▶ _Problem to work on_
Gather every line below where "Cæterum" appears.

▶ _Raw records_
* * * *
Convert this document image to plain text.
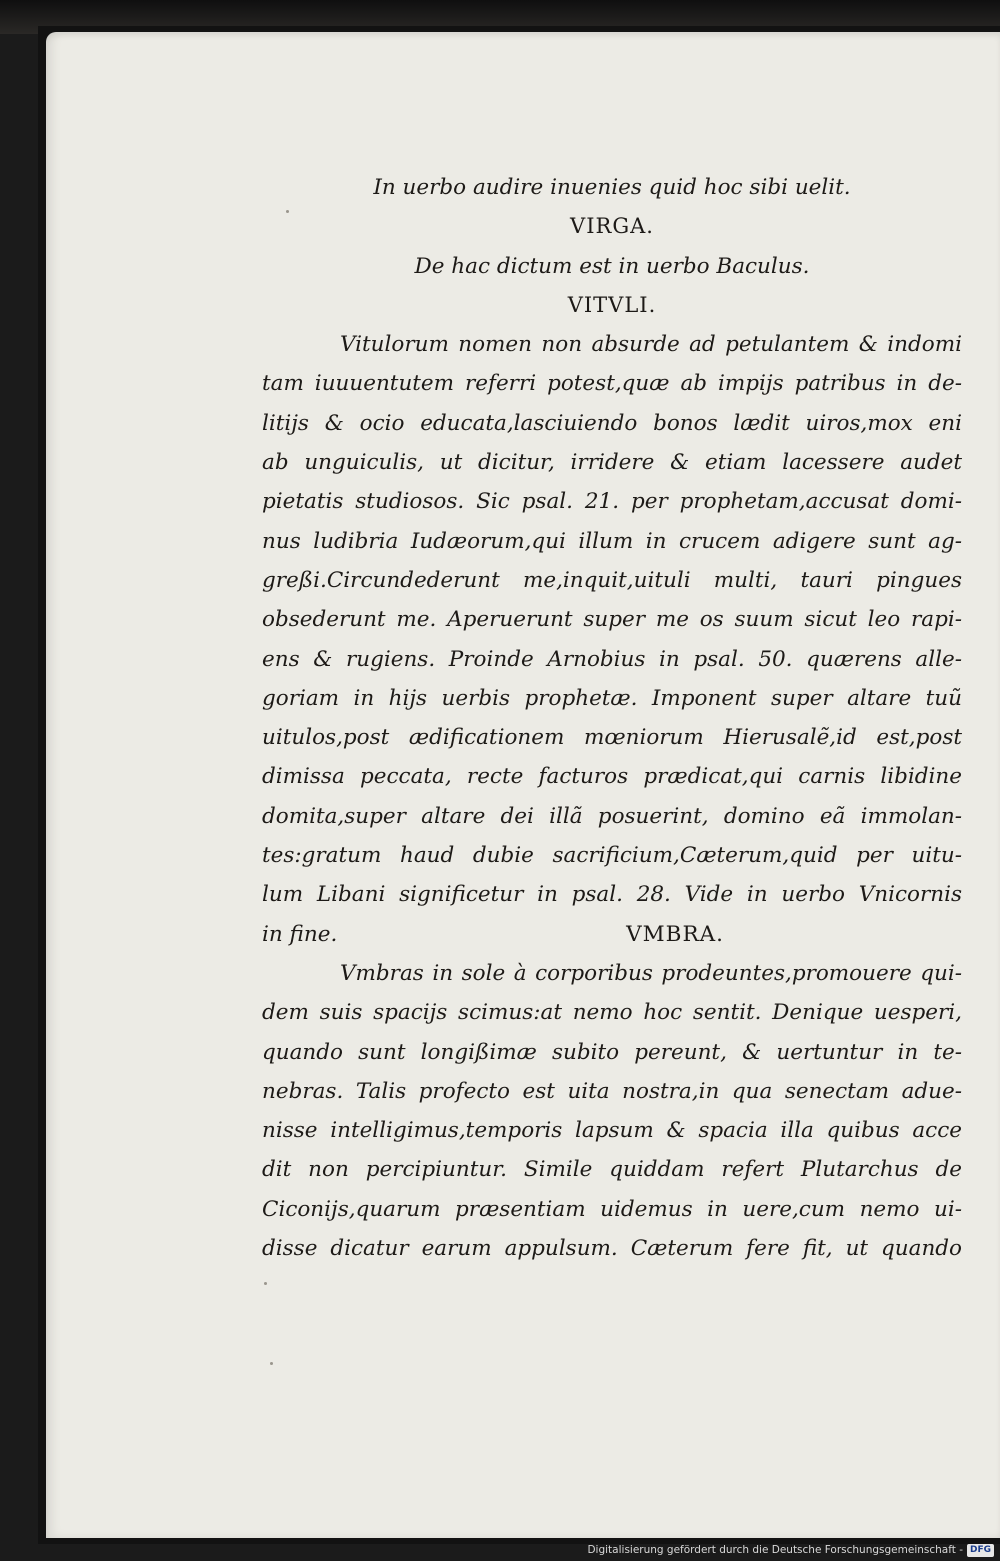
In uerbo audire inuenies quid hoc sibi uelit.
VIRGA.
De hac dictum est in uerbo Baculus.
VITVLI.
Vitulorum nomen non absurde ad petulantem & indomi
tam iuuuentutem referri potest,quæ ab impijs patribus in de-
litijs & ocio educata,lasciuiendo bonos lædit uiros,mox eni
ab unguiculis, ut dicitur, irridere & etiam lacessere audet
pietatis studiosos. Sic psal. 21. per prophetam,accusat domi-
nus ludibria Iudæorum,qui illum in crucem adigere sunt ag-
greßi.Circundederunt me,inquit,uituli multi, tauri pingues
obsederunt me. Aperuerunt super me os suum sicut leo rapi-
ens & rugiens. Proinde Arnobius in psal. 50. quærens alle-
goriam in hijs uerbis prophetæ. Imponent super altare tuũ
uitulos,post ædificationem mœniorum Hierusalẽ,id est,post
dimissa peccata, recte facturos prædicat,qui carnis libidine
domita,super altare dei illã posuerint, domino eã immolan-
tes:gratum haud dubie sacrificium,Cæterum,quid per uitu-
lum Libani significetur in psal. 28. Vide in uerbo Vnicornis
in fine.	VMBRA.
Vmbras in sole à corporibus prodeuntes,promouere qui-
dem suis spacijs scimus:at nemo hoc sentit. Denique uesperi,
quando sunt longißimæ subito pereunt, & uertuntur in te-
nebras. Talis profecto est uita nostra,in qua senectam adue-
nisse intelligimus,temporis lapsum & spacia illa quibus acce
dit non percipiuntur. Simile quiddam refert Plutarchus de
Ciconijs,quarum præsentiam uidemus in uere,cum nemo ui-
disse dicatur earum appulsum. Cæterum fere fit, ut quando
Digitalisierung gefördert durch die Deutsche Forschungsgemeinschaft - DFG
* * * *
▶ _The reply_
tes:gratum haud dubie sacrificium,Cæterum,quid per uitu-
disse dicatur earum appulsum. Cæterum fere fit, ut quando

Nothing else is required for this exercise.